* WHAT IS BEING ASKED
Using the listing below, give the number of lines where "square" appears, and nothing else.

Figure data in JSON

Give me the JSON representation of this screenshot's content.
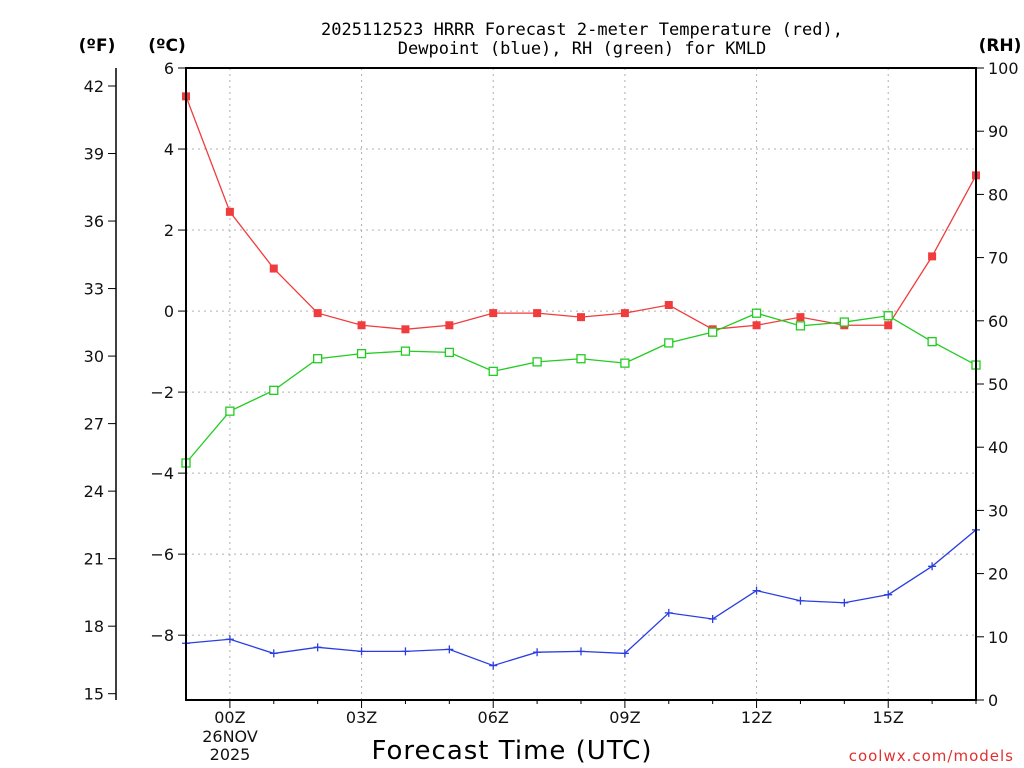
{
  "chart_data": {
    "type": "line",
    "title_line1": "2025112523 HRRR Forecast 2-meter Temperature (red),",
    "title_line2": "Dewpoint (blue), RH (green) for KMLD",
    "xlabel": "Forecast Time (UTC)",
    "credit": "coolwx.com/models",
    "units": {
      "fahrenheit": "(ºF)",
      "celsius": "(ºC)",
      "rh": "(RH)"
    },
    "x_hours": [
      -1,
      0,
      1,
      2,
      3,
      4,
      5,
      6,
      7,
      8,
      9,
      10,
      11,
      12,
      13,
      14,
      15,
      16,
      17
    ],
    "x_tick_hours": [
      0,
      3,
      6,
      9,
      12,
      15
    ],
    "x_tick_labels": [
      "00Z",
      "03Z",
      "06Z",
      "09Z",
      "12Z",
      "15Z"
    ],
    "date_line1": "26NOV",
    "date_line2": "2025",
    "xlim": [
      -1,
      17
    ],
    "celsius_axis": {
      "ylim": [
        -9.6,
        6.0
      ],
      "ticks": [
        "6",
        "4",
        "2",
        "0",
        "−2",
        "−4",
        "−6",
        "−8"
      ],
      "tick_values": [
        6,
        4,
        2,
        0,
        -2,
        -4,
        -6,
        -8
      ]
    },
    "fahrenheit_axis": {
      "ticks": [
        "42",
        "39",
        "36",
        "33",
        "30",
        "27",
        "24",
        "21",
        "18",
        "15"
      ],
      "tick_values": [
        42,
        39,
        36,
        33,
        30,
        27,
        24,
        21,
        18,
        15
      ]
    },
    "rh_axis": {
      "ylim": [
        0,
        100
      ],
      "ticks": [
        "100",
        "90",
        "80",
        "70",
        "60",
        "50",
        "40",
        "30",
        "20",
        "10",
        "0"
      ],
      "tick_values": [
        100,
        90,
        80,
        70,
        60,
        50,
        40,
        30,
        20,
        10,
        0
      ]
    },
    "series": [
      {
        "name": "Temperature",
        "axis": "celsius",
        "color": "#f03c3c",
        "marker": "filled-square",
        "values": [
          5.3,
          2.45,
          1.05,
          -0.05,
          -0.35,
          -0.45,
          -0.35,
          -0.05,
          -0.05,
          -0.15,
          -0.05,
          0.15,
          -0.45,
          -0.35,
          -0.15,
          -0.35,
          -0.35,
          1.35,
          3.35
        ]
      },
      {
        "name": "Dewpoint",
        "axis": "celsius",
        "color": "#2a3ee0",
        "marker": "plus",
        "values": [
          -8.2,
          -8.1,
          -8.45,
          -8.3,
          -8.4,
          -8.4,
          -8.35,
          -8.75,
          -8.42,
          -8.4,
          -8.45,
          -7.45,
          -7.6,
          -6.9,
          -7.15,
          -7.2,
          -7.0,
          -6.3,
          -5.4
        ]
      },
      {
        "name": "RH",
        "axis": "rh",
        "color": "#22cc22",
        "marker": "open-square",
        "values": [
          37.5,
          45.7,
          49.0,
          54.0,
          54.8,
          55.2,
          55.0,
          52.0,
          53.5,
          54.0,
          53.3,
          56.5,
          58.2,
          61.2,
          59.2,
          59.8,
          60.8,
          56.7,
          53.0
        ]
      }
    ]
  }
}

* ANSWER TO THIS EXERCISE
2